EXERCISE DETAILS ▸ Take the listing and print it in full, exactly as given.

....

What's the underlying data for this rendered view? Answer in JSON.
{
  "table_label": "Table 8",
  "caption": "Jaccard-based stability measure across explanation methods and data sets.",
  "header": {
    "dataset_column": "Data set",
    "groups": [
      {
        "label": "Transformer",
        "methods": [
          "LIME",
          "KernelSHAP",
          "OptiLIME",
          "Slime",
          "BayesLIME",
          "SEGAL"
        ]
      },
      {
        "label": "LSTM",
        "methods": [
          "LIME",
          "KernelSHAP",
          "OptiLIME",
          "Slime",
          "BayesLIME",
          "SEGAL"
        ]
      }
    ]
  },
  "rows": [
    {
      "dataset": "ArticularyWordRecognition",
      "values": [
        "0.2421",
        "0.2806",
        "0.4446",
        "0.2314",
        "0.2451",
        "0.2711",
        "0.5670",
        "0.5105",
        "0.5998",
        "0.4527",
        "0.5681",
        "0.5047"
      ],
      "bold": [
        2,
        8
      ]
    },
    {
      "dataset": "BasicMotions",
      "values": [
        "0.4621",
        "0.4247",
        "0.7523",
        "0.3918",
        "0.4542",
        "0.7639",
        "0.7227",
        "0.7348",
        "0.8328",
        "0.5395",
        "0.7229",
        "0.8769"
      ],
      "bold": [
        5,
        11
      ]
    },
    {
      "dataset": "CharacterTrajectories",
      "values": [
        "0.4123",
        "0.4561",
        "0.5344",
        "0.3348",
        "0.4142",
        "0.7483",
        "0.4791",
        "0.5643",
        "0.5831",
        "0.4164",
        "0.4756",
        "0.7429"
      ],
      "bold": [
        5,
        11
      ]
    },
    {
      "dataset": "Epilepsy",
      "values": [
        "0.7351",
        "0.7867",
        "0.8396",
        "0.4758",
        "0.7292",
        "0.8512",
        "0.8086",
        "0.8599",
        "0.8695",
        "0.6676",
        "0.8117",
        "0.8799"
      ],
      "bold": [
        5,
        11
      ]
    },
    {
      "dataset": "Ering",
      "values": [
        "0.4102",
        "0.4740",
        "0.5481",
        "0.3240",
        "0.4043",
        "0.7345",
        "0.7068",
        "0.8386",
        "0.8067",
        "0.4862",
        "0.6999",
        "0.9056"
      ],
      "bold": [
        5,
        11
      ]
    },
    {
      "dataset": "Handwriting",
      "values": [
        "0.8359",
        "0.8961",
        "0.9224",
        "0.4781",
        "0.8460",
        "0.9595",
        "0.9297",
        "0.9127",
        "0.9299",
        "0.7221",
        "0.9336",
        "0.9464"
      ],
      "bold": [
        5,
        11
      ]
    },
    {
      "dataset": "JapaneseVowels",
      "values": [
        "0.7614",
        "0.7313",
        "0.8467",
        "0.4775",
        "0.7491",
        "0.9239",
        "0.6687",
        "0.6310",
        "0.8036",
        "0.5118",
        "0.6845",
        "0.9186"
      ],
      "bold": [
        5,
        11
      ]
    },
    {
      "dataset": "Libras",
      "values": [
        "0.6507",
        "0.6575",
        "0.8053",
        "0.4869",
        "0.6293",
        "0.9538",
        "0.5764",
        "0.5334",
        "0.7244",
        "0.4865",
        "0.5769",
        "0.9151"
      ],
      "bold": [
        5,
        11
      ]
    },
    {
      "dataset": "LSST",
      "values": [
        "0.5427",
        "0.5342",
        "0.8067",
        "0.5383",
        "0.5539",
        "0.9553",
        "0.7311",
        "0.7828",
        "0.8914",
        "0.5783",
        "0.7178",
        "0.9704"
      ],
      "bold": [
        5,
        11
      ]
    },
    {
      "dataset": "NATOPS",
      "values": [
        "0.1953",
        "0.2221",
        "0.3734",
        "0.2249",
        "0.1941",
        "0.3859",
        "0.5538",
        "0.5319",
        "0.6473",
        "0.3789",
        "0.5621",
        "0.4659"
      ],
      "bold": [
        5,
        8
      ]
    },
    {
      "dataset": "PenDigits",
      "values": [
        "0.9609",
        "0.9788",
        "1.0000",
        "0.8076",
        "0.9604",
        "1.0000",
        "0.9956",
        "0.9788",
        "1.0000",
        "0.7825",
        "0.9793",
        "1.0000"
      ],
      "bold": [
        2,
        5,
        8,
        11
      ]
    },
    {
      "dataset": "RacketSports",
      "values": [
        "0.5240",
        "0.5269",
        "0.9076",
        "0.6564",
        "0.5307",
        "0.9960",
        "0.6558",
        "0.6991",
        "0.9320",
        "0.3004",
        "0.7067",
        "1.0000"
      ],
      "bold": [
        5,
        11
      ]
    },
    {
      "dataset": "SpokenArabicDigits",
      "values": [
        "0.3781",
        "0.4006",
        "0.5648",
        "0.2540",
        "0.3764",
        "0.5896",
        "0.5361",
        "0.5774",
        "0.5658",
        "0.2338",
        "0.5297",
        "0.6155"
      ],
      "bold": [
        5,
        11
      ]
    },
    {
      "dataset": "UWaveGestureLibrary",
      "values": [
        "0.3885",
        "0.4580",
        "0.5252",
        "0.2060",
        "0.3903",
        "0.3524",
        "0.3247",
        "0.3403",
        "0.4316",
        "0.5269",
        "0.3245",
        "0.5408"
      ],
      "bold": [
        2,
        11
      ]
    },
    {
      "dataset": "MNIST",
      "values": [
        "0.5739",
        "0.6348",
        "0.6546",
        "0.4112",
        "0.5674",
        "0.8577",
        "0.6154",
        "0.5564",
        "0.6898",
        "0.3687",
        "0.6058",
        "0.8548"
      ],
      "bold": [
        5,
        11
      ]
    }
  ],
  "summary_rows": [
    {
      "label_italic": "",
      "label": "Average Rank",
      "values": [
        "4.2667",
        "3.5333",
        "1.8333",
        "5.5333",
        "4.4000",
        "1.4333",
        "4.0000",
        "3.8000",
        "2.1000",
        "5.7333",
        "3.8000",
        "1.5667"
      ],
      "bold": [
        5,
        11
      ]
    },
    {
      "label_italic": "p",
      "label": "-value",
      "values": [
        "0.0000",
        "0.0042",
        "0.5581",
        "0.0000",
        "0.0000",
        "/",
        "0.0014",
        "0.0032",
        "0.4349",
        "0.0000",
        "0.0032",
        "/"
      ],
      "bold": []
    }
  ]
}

....

THE RESULT ▸
What's the underlying data for this rendered view? Answer in JSON.
{
  "table_label": "Table 8",
  "caption": "Jaccard-based stability measure across explanation methods and data sets.",
  "header": {
    "dataset_column": "Data set",
    "groups": [
      {
        "label": "Transformer",
        "methods": [
          "LIME",
          "KernelSHAP",
          "OptiLIME",
          "Slime",
          "BayesLIME",
          "SEGAL"
        ]
      },
      {
        "label": "LSTM",
        "methods": [
          "LIME",
          "KernelSHAP",
          "OptiLIME",
          "Slime",
          "BayesLIME",
          "SEGAL"
        ]
      }
    ]
  },
  "rows": [
    {
      "dataset": "ArticularyWordRecognition",
      "values": [
        "0.2421",
        "0.2806",
        "0.4446",
        "0.2314",
        "0.2451",
        "0.2711",
        "0.5670",
        "0.5105",
        "0.5998",
        "0.4527",
        "0.5681",
        "0.5047"
      ],
      "bold": [
        2,
        8
      ]
    },
    {
      "dataset": "BasicMotions",
      "values": [
        "0.4621",
        "0.4247",
        "0.7523",
        "0.3918",
        "0.4542",
        "0.7639",
        "0.7227",
        "0.7348",
        "0.8328",
        "0.5395",
        "0.7229",
        "0.8769"
      ],
      "bold": [
        5,
        11
      ]
    },
    {
      "dataset": "CharacterTrajectories",
      "values": [
        "0.4123",
        "0.4561",
        "0.5344",
        "0.3348",
        "0.4142",
        "0.7483",
        "0.4791",
        "0.5643",
        "0.5831",
        "0.4164",
        "0.4756",
        "0.7429"
      ],
      "bold": [
        5,
        11
      ]
    },
    {
      "dataset": "Epilepsy",
      "values": [
        "0.7351",
        "0.7867",
        "0.8396",
        "0.4758",
        "0.7292",
        "0.8512",
        "0.8086",
        "0.8599",
        "0.8695",
        "0.6676",
        "0.8117",
        "0.8799"
      ],
      "bold": [
        5,
        11
      ]
    },
    {
      "dataset": "Ering",
      "values": [
        "0.4102",
        "0.4740",
        "0.5481",
        "0.3240",
        "0.4043",
        "0.7345",
        "0.7068",
        "0.8386",
        "0.8067",
        "0.4862",
        "0.6999",
        "0.9056"
      ],
      "bold": [
        5,
        11
      ]
    },
    {
      "dataset": "Handwriting",
      "values": [
        "0.8359",
        "0.8961",
        "0.9224",
        "0.4781",
        "0.8460",
        "0.9595",
        "0.9297",
        "0.9127",
        "0.9299",
        "0.7221",
        "0.9336",
        "0.9464"
      ],
      "bold": [
        5,
        11
      ]
    },
    {
      "dataset": "JapaneseVowels",
      "values": [
        "0.7614",
        "0.7313",
        "0.8467",
        "0.4775",
        "0.7491",
        "0.9239",
        "0.6687",
        "0.6310",
        "0.8036",
        "0.5118",
        "0.6845",
        "0.9186"
      ],
      "bold": [
        5,
        11
      ]
    },
    {
      "dataset": "Libras",
      "values": [
        "0.6507",
        "0.6575",
        "0.8053",
        "0.4869",
        "0.6293",
        "0.9538",
        "0.5764",
        "0.5334",
        "0.7244",
        "0.4865",
        "0.5769",
        "0.9151"
      ],
      "bold": [
        5,
        11
      ]
    },
    {
      "dataset": "LSST",
      "values": [
        "0.5427",
        "0.5342",
        "0.8067",
        "0.5383",
        "0.5539",
        "0.9553",
        "0.7311",
        "0.7828",
        "0.8914",
        "0.5783",
        "0.7178",
        "0.9704"
      ],
      "bold": [
        5,
        11
      ]
    },
    {
      "dataset": "NATOPS",
      "values": [
        "0.1953",
        "0.2221",
        "0.3734",
        "0.2249",
        "0.1941",
        "0.3859",
        "0.5538",
        "0.5319",
        "0.6473",
        "0.3789",
        "0.5621",
        "0.4659"
      ],
      "bold": [
        5,
        8
      ]
    },
    {
      "dataset": "PenDigits",
      "values": [
        "0.9609",
        "0.9788",
        "1.0000",
        "0.8076",
        "0.9604",
        "1.0000",
        "0.9956",
        "0.9788",
        "1.0000",
        "0.7825",
        "0.9793",
        "1.0000"
      ],
      "bold": [
        2,
        5,
        8,
        11
      ]
    },
    {
      "dataset": "RacketSports",
      "values": [
        "0.5240",
        "0.5269",
        "0.9076",
        "0.6564",
        "0.5307",
        "0.9960",
        "0.6558",
        "0.6991",
        "0.9320",
        "0.3004",
        "0.7067",
        "1.0000"
      ],
      "bold": [
        5,
        11
      ]
    },
    {
      "dataset": "SpokenArabicDigits",
      "values": [
        "0.3781",
        "0.4006",
        "0.5648",
        "0.2540",
        "0.3764",
        "0.5896",
        "0.5361",
        "0.5774",
        "0.5658",
        "0.2338",
        "0.5297",
        "0.6155"
      ],
      "bold": [
        5,
        11
      ]
    },
    {
      "dataset": "UWaveGestureLibrary",
      "values": [
        "0.3885",
        "0.4580",
        "0.5252",
        "0.2060",
        "0.3903",
        "0.3524",
        "0.3247",
        "0.3403",
        "0.4316",
        "0.5269",
        "0.3245",
        "0.5408"
      ],
      "bold": [
        2,
        11
      ]
    },
    {
      "dataset": "MNIST",
      "values": [
        "0.5739",
        "0.6348",
        "0.6546",
        "0.4112",
        "0.5674",
        "0.8577",
        "0.6154",
        "0.5564",
        "0.6898",
        "0.3687",
        "0.6058",
        "0.8548"
      ],
      "bold": [
        5,
        11
      ]
    }
  ],
  "summary_rows": [
    {
      "label_italic": "",
      "label": "Average Rank",
      "values": [
        "4.2667",
        "3.5333",
        "1.8333",
        "5.5333",
        "4.4000",
        "1.4333",
        "4.0000",
        "3.8000",
        "2.1000",
        "5.7333",
        "3.8000",
        "1.5667"
      ],
      "bold": [
        5,
        11
      ]
    },
    {
      "label_italic": "p",
      "label": "-value",
      "values": [
        "0.0000",
        "0.0042",
        "0.5581",
        "0.0000",
        "0.0000",
        "/",
        "0.0014",
        "0.0032",
        "0.4349",
        "0.0000",
        "0.0032",
        "/"
      ],
      "bold": []
    }
  ]
}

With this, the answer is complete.